## WHAT THE TASK ASKS
Word for word, copy all the data and drop the pictures.

# START OF DATA IN THIS EXERCISE

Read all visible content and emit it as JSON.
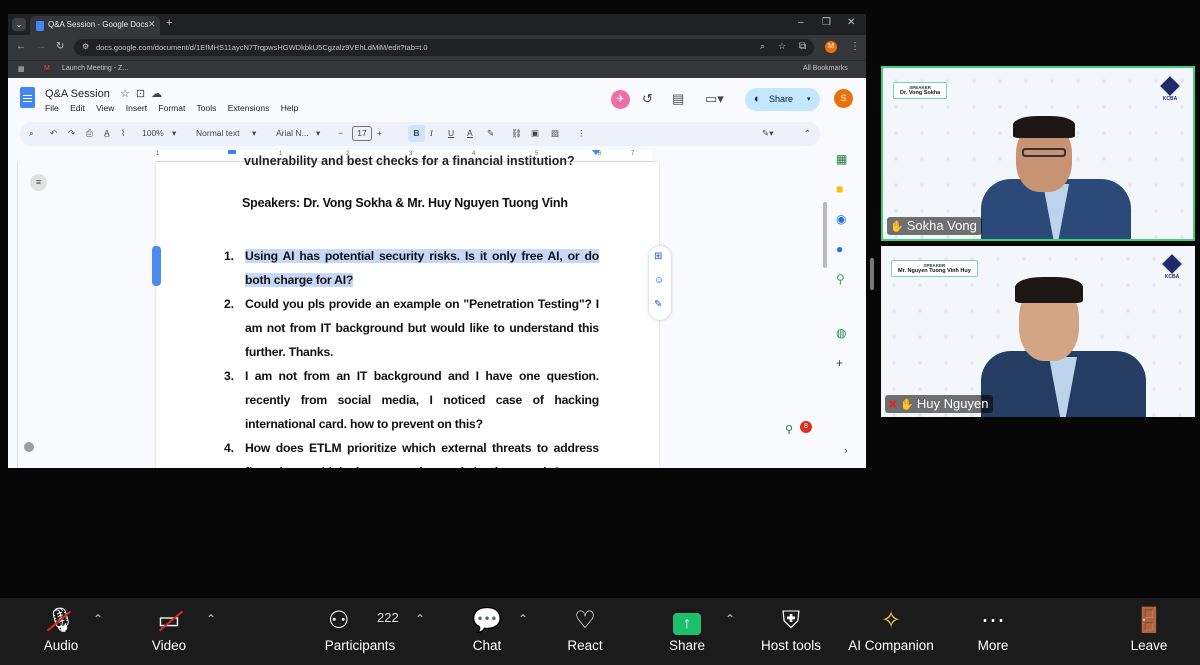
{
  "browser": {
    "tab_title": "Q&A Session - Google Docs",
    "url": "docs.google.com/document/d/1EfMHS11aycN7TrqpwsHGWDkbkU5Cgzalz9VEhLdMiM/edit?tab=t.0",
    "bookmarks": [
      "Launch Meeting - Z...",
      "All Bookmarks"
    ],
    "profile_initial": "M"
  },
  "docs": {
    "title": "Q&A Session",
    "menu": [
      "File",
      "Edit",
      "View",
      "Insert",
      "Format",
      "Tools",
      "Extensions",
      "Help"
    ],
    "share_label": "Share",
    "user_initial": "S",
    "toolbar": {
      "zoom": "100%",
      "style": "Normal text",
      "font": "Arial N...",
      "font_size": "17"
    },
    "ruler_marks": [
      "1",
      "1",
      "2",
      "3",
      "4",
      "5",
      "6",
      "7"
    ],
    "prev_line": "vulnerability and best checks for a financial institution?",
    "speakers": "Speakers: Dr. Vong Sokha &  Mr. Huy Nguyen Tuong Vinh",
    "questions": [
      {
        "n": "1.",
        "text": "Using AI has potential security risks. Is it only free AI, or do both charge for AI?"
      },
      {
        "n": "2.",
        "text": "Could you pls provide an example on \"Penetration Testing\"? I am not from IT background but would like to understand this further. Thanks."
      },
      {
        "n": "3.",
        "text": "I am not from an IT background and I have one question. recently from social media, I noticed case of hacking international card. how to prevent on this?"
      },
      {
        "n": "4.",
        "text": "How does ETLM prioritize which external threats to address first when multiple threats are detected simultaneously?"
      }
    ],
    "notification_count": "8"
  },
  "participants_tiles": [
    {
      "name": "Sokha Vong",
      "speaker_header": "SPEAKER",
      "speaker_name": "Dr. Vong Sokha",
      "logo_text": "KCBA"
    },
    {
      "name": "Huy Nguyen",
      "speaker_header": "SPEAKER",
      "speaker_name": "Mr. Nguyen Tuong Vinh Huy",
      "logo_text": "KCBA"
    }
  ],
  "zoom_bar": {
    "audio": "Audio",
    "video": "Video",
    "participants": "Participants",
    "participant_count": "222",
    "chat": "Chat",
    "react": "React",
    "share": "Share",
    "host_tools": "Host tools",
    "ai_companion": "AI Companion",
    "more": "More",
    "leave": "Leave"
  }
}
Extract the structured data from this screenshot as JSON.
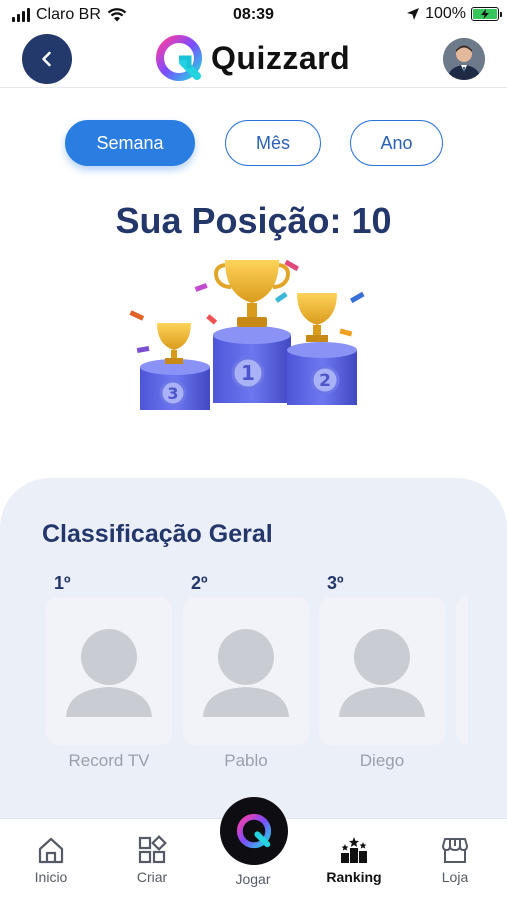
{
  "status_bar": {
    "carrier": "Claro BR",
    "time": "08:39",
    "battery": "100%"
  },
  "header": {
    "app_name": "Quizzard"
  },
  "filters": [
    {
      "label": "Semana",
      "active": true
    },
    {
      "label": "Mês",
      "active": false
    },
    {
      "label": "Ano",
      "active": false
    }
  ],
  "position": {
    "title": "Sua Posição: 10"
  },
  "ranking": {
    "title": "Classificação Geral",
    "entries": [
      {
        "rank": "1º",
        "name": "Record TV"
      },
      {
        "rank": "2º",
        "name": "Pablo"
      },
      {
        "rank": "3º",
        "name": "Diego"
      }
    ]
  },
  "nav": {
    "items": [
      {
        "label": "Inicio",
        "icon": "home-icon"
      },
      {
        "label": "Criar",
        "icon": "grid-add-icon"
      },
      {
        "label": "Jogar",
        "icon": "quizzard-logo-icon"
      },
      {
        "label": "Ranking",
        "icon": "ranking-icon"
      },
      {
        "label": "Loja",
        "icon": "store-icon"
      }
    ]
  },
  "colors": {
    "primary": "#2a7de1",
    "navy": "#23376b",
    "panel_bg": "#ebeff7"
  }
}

# END OF DATA IN THIS EXERCISE

## SOLUTION TO THIS EXERCISE
Read all visible content and emit it as JSON.
{
  "browser": {
    "tab_title": "Q&A Session - Google Docs",
    "url": "docs.google.com/document/d/1EfMHS11aycN7TrqpwsHGWDkbkU5Cgzalz9VEhLdMiM/edit?tab=t.0",
    "bookmarks": [
      "Launch Meeting - Z...",
      "All Bookmarks"
    ],
    "profile_initial": "M"
  },
  "docs": {
    "title": "Q&A Session",
    "menu": [
      "File",
      "Edit",
      "View",
      "Insert",
      "Format",
      "Tools",
      "Extensions",
      "Help"
    ],
    "share_label": "Share",
    "user_initial": "S",
    "toolbar": {
      "zoom": "100%",
      "style": "Normal text",
      "font": "Arial N...",
      "font_size": "17"
    },
    "ruler_marks": [
      "1",
      "1",
      "2",
      "3",
      "4",
      "5",
      "6",
      "7"
    ],
    "prev_line": "vulnerability and best checks for a financial institution?",
    "speakers": "Speakers: Dr. Vong Sokha &  Mr. Huy Nguyen Tuong Vinh",
    "questions": [
      {
        "n": "1.",
        "text": "Using AI has potential security risks. Is it only free AI, or do both charge for AI?"
      },
      {
        "n": "2.",
        "text": "Could you pls provide an example on \"Penetration Testing\"? I am not from IT background but would like to understand this further. Thanks."
      },
      {
        "n": "3.",
        "text": "I am not from an IT background and I have one question. recently from social media, I noticed case of hacking international card. how to prevent on this?"
      },
      {
        "n": "4.",
        "text": "How does ETLM prioritize which external threats to address first when multiple threats are detected simultaneously?"
      }
    ],
    "notification_count": "8"
  },
  "participants_tiles": [
    {
      "name": "Sokha Vong",
      "speaker_header": "SPEAKER",
      "speaker_name": "Dr. Vong Sokha",
      "logo_text": "KCBA"
    },
    {
      "name": "Huy Nguyen",
      "speaker_header": "SPEAKER",
      "speaker_name": "Mr. Nguyen Tuong Vinh Huy",
      "logo_text": "KCBA"
    }
  ],
  "zoom_bar": {
    "audio": "Audio",
    "video": "Video",
    "participants": "Participants",
    "participant_count": "222",
    "chat": "Chat",
    "react": "React",
    "share": "Share",
    "host_tools": "Host tools",
    "ai_companion": "AI Companion",
    "more": "More",
    "leave": "Leave"
  }
}
Extract the structured data from this screenshot as JSON.
{
  "status_bar": {
    "carrier": "Claro BR",
    "time": "08:39",
    "battery": "100%"
  },
  "header": {
    "app_name": "Quizzard"
  },
  "filters": [
    {
      "label": "Semana",
      "active": true
    },
    {
      "label": "Mês",
      "active": false
    },
    {
      "label": "Ano",
      "active": false
    }
  ],
  "position": {
    "title": "Sua Posição: 10"
  },
  "ranking": {
    "title": "Classificação Geral",
    "entries": [
      {
        "rank": "1º",
        "name": "Record TV"
      },
      {
        "rank": "2º",
        "name": "Pablo"
      },
      {
        "rank": "3º",
        "name": "Diego"
      }
    ]
  },
  "nav": {
    "items": [
      {
        "label": "Inicio",
        "icon": "home-icon"
      },
      {
        "label": "Criar",
        "icon": "grid-add-icon"
      },
      {
        "label": "Jogar",
        "icon": "quizzard-logo-icon"
      },
      {
        "label": "Ranking",
        "icon": "ranking-icon"
      },
      {
        "label": "Loja",
        "icon": "store-icon"
      }
    ]
  },
  "colors": {
    "primary": "#2a7de1",
    "navy": "#23376b",
    "panel_bg": "#ebeff7"
  }
}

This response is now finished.